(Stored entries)
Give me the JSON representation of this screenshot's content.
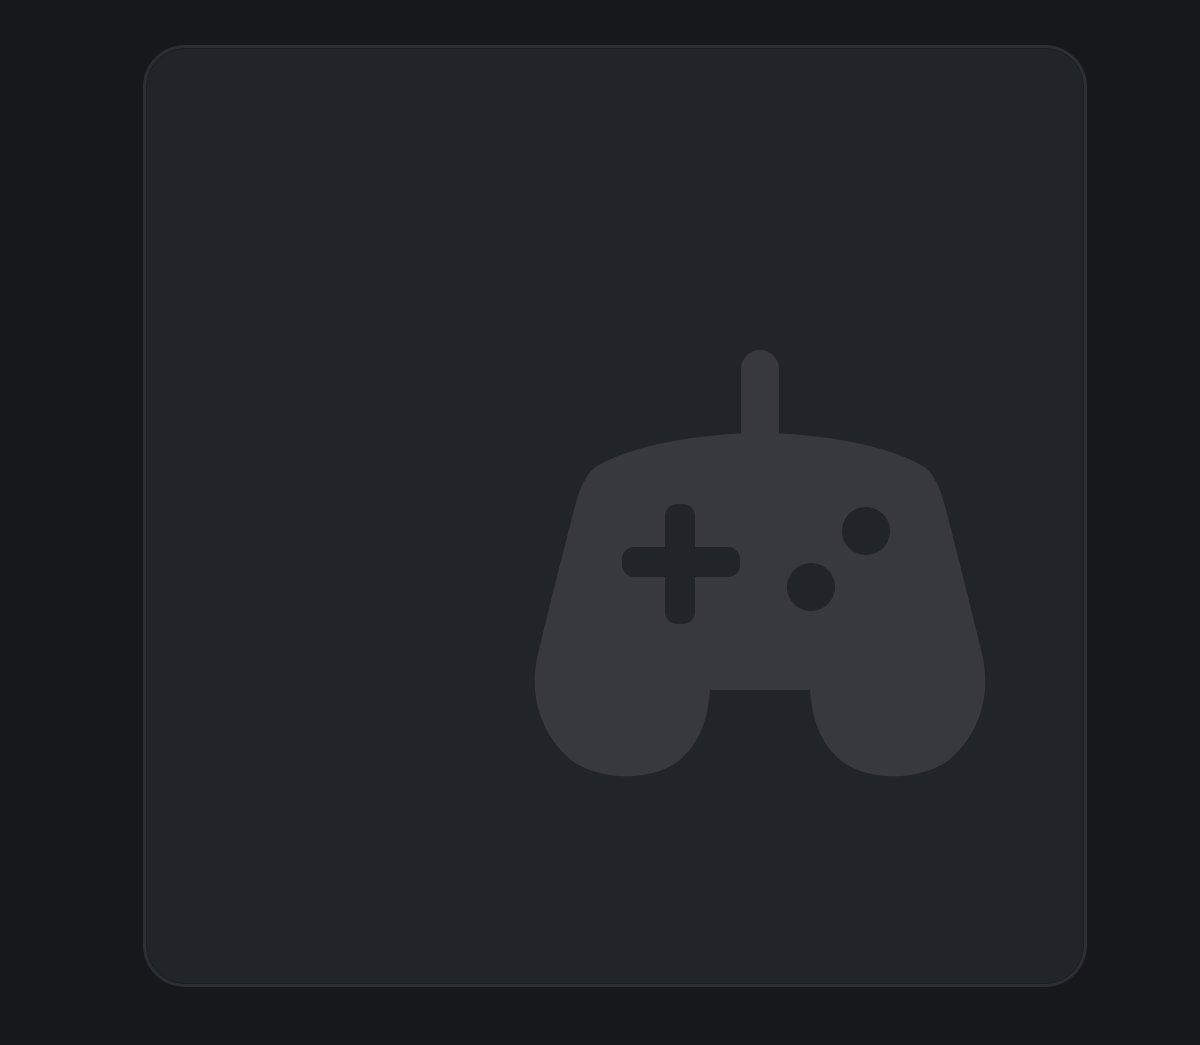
{
  "tile": {
    "icon": "gamepad-icon",
    "colors": {
      "page_background": "#16181c",
      "tile_background": "#212428",
      "tile_border": "#2b2e32",
      "icon_fill": "#38393f",
      "icon_cutout": "#212428"
    }
  }
}
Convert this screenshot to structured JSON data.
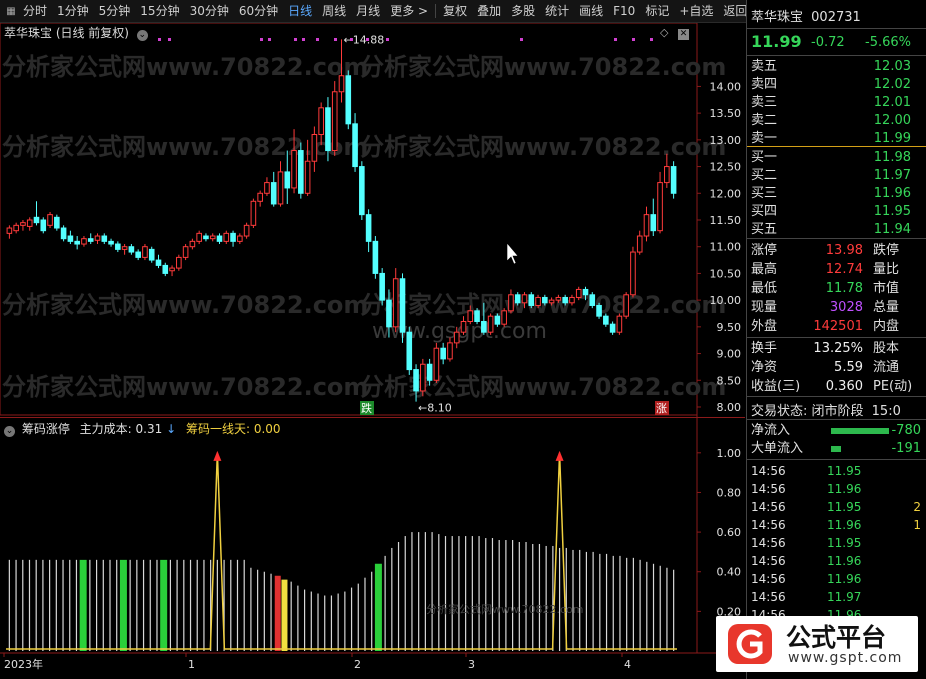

Task requirements.
Word for word, quote the full listing, omitting every picture.

Problem solution.
Give me the JSON representation of this screenshot's content.
{
  "tile": {
    "icon": "gamepad-icon",
    "colors": {
      "page_background": "#16181c",
      "tile_background": "#212428",
      "tile_border": "#2b2e32",
      "icon_fill": "#38393f",
      "icon_cutout": "#212428"
    }
  }
}
Convert this screenshot to structured JSON data.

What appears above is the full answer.